**DATA FOR THE TASK**

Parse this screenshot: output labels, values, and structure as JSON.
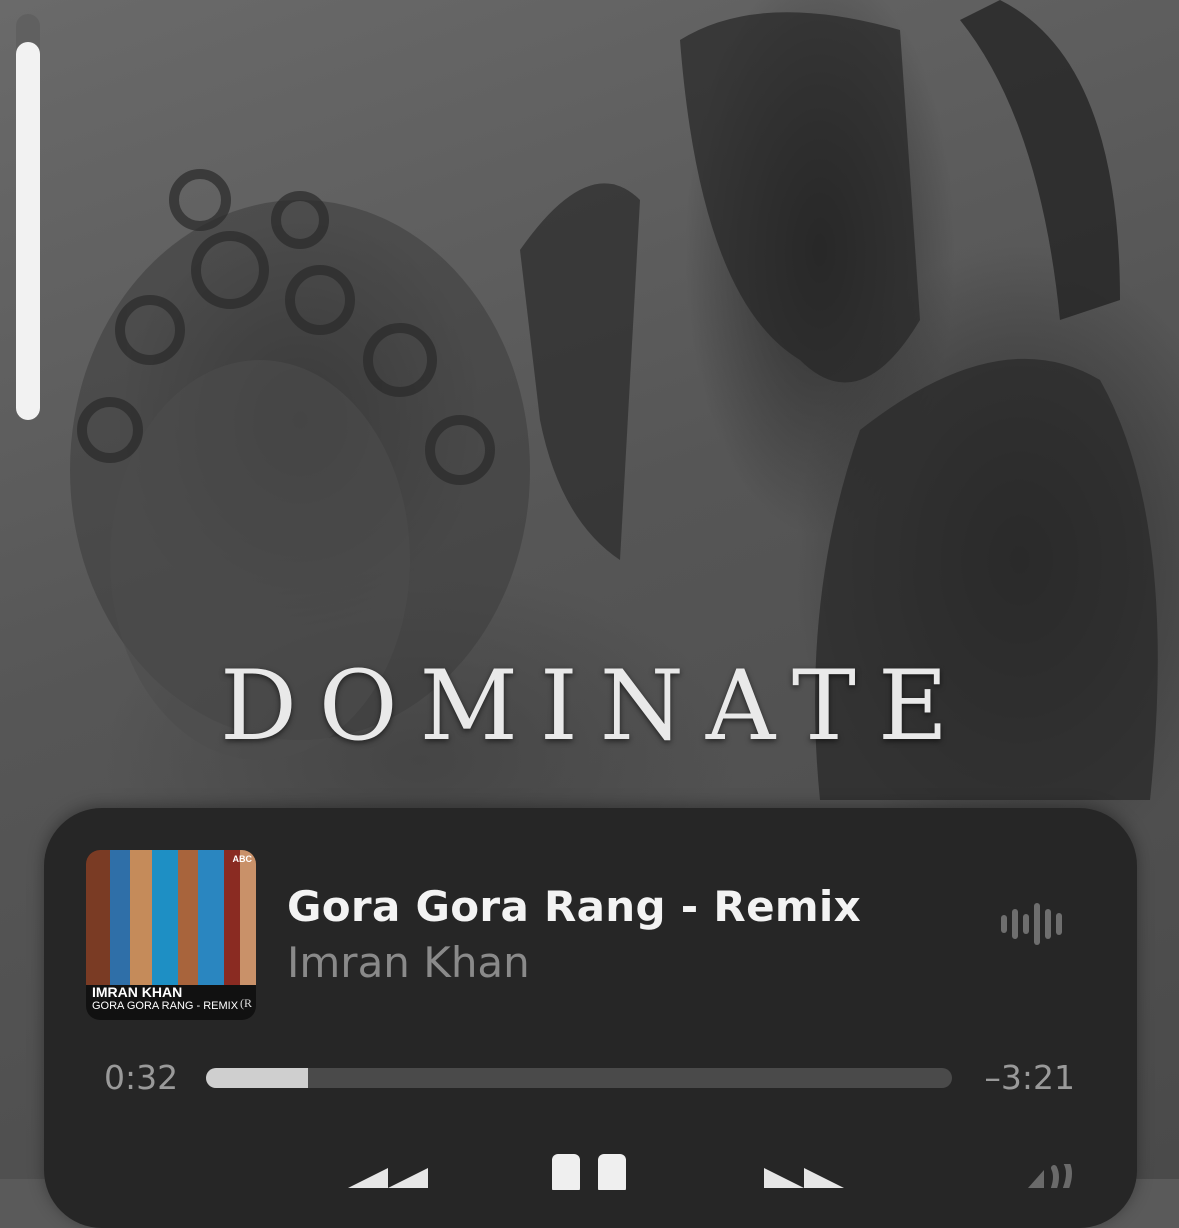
{
  "artwork_background": {
    "title_text": "DOMINATE"
  },
  "volume": {
    "level": 0.93
  },
  "now_playing": {
    "title": "Gora Gora Rang - Remix",
    "artist": "Imran Khan",
    "album_art": {
      "artist_text": "IMRAN KHAN",
      "title_text": "GORA GORA RANG - REMIX",
      "label_text": "ABC",
      "mark_text": "(R"
    },
    "elapsed": "0:32",
    "remaining": "–3:21",
    "progress": 0.137
  },
  "controls": {
    "previous_icon": "rewind-icon",
    "play_pause_icon": "pause-icon",
    "next_icon": "fast-forward-icon",
    "volume_icon": "speaker-icon",
    "waveform_icon": "waveform-icon"
  },
  "colors": {
    "card_bg": "#262626",
    "progress_fill": "#cfcfcf",
    "progress_track": "#4a4a4a",
    "secondary_text": "#8a8a8a"
  }
}
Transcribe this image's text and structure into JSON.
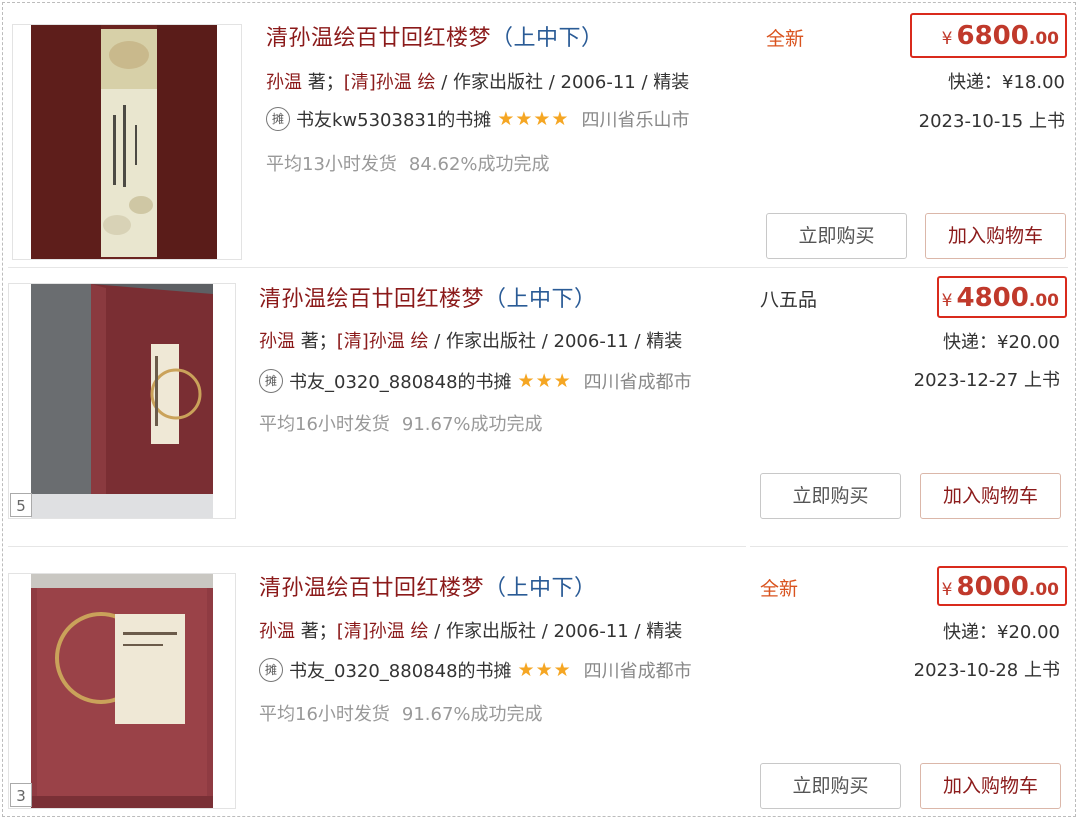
{
  "listings": [
    {
      "title_main": "清孙温绘百廿回红楼梦",
      "title_sub": "（上中下）",
      "author": "孙温",
      "author_role": " 著；",
      "illustrator": "[清]孙温",
      "illustrator_role": " 绘",
      "publisher_info": " / 作家出版社 / 2006-11 / 精装",
      "stall_icon": "摊",
      "stall_name": "书友kw5303831的书摊",
      "stars": "★★★★",
      "location": "四川省乐山市",
      "avg_ship": "平均13小时发货",
      "success_rate": "84.62%成功完成",
      "condition": "全新",
      "condition_color": "#d9531e",
      "currency": "¥",
      "price_int": "6800",
      "price_dec": ".00",
      "shipping": "快递：¥18.00",
      "listed_date": "2023-10-15 上书",
      "buy_label": "立即购买",
      "cart_label": "加入购物车",
      "image_count": ""
    },
    {
      "title_main": "清孙温绘百廿回红楼梦",
      "title_sub": "（上中下）",
      "author": "孙温",
      "author_role": " 著；",
      "illustrator": "[清]孙温",
      "illustrator_role": " 绘",
      "publisher_info": " / 作家出版社 / 2006-11 / 精装",
      "stall_icon": "摊",
      "stall_name": "书友_0320_880848的书摊",
      "stars": "★★★",
      "location": "四川省成都市",
      "avg_ship": "平均16小时发货",
      "success_rate": "91.67%成功完成",
      "condition": "八五品",
      "condition_color": "#333333",
      "currency": "¥",
      "price_int": "4800",
      "price_dec": ".00",
      "shipping": "快递：¥20.00",
      "listed_date": "2023-12-27 上书",
      "buy_label": "立即购买",
      "cart_label": "加入购物车",
      "image_count": "5"
    },
    {
      "title_main": "清孙温绘百廿回红楼梦",
      "title_sub": "（上中下）",
      "author": "孙温",
      "author_role": " 著；",
      "illustrator": "[清]孙温",
      "illustrator_role": " 绘",
      "publisher_info": " / 作家出版社 / 2006-11 / 精装",
      "stall_icon": "摊",
      "stall_name": "书友_0320_880848的书摊",
      "stars": "★★★",
      "location": "四川省成都市",
      "avg_ship": "平均16小时发货",
      "success_rate": "91.67%成功完成",
      "condition": "全新",
      "condition_color": "#d9531e",
      "currency": "¥",
      "price_int": "8000",
      "price_dec": ".00",
      "shipping": "快递：¥20.00",
      "listed_date": "2023-10-28 上书",
      "buy_label": "立即购买",
      "cart_label": "加入购物车",
      "image_count": "3"
    }
  ]
}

**PROBLEM DETAILS**
The entries above should be reproduced exactly, without their pictures.

**TASK RESPONSE**
Parse this screenshot: output labels, values, and structure as JSON.
{
  "artwork_background": {
    "title_text": "DOMINATE"
  },
  "volume": {
    "level": 0.93
  },
  "now_playing": {
    "title": "Gora Gora Rang - Remix",
    "artist": "Imran Khan",
    "album_art": {
      "artist_text": "IMRAN KHAN",
      "title_text": "GORA GORA RANG - REMIX",
      "label_text": "ABC",
      "mark_text": "(R"
    },
    "elapsed": "0:32",
    "remaining": "–3:21",
    "progress": 0.137
  },
  "controls": {
    "previous_icon": "rewind-icon",
    "play_pause_icon": "pause-icon",
    "next_icon": "fast-forward-icon",
    "volume_icon": "speaker-icon",
    "waveform_icon": "waveform-icon"
  },
  "colors": {
    "card_bg": "#262626",
    "progress_fill": "#cfcfcf",
    "progress_track": "#4a4a4a",
    "secondary_text": "#8a8a8a"
  }
}
Transcribe this image's text and structure into JSON.
{
  "listings": [
    {
      "title_main": "清孙温绘百廿回红楼梦",
      "title_sub": "（上中下）",
      "author": "孙温",
      "author_role": " 著；",
      "illustrator": "[清]孙温",
      "illustrator_role": " 绘",
      "publisher_info": " / 作家出版社 / 2006-11 / 精装",
      "stall_icon": "摊",
      "stall_name": "书友kw5303831的书摊",
      "stars": "★★★★",
      "location": "四川省乐山市",
      "avg_ship": "平均13小时发货",
      "success_rate": "84.62%成功完成",
      "condition": "全新",
      "condition_color": "#d9531e",
      "currency": "¥",
      "price_int": "6800",
      "price_dec": ".00",
      "shipping": "快递：¥18.00",
      "listed_date": "2023-10-15 上书",
      "buy_label": "立即购买",
      "cart_label": "加入购物车",
      "image_count": ""
    },
    {
      "title_main": "清孙温绘百廿回红楼梦",
      "title_sub": "（上中下）",
      "author": "孙温",
      "author_role": " 著；",
      "illustrator": "[清]孙温",
      "illustrator_role": " 绘",
      "publisher_info": " / 作家出版社 / 2006-11 / 精装",
      "stall_icon": "摊",
      "stall_name": "书友_0320_880848的书摊",
      "stars": "★★★",
      "location": "四川省成都市",
      "avg_ship": "平均16小时发货",
      "success_rate": "91.67%成功完成",
      "condition": "八五品",
      "condition_color": "#333333",
      "currency": "¥",
      "price_int": "4800",
      "price_dec": ".00",
      "shipping": "快递：¥20.00",
      "listed_date": "2023-12-27 上书",
      "buy_label": "立即购买",
      "cart_label": "加入购物车",
      "image_count": "5"
    },
    {
      "title_main": "清孙温绘百廿回红楼梦",
      "title_sub": "（上中下）",
      "author": "孙温",
      "author_role": " 著；",
      "illustrator": "[清]孙温",
      "illustrator_role": " 绘",
      "publisher_info": " / 作家出版社 / 2006-11 / 精装",
      "stall_icon": "摊",
      "stall_name": "书友_0320_880848的书摊",
      "stars": "★★★",
      "location": "四川省成都市",
      "avg_ship": "平均16小时发货",
      "success_rate": "91.67%成功完成",
      "condition": "全新",
      "condition_color": "#d9531e",
      "currency": "¥",
      "price_int": "8000",
      "price_dec": ".00",
      "shipping": "快递：¥20.00",
      "listed_date": "2023-10-28 上书",
      "buy_label": "立即购买",
      "cart_label": "加入购物车",
      "image_count": "3"
    }
  ]
}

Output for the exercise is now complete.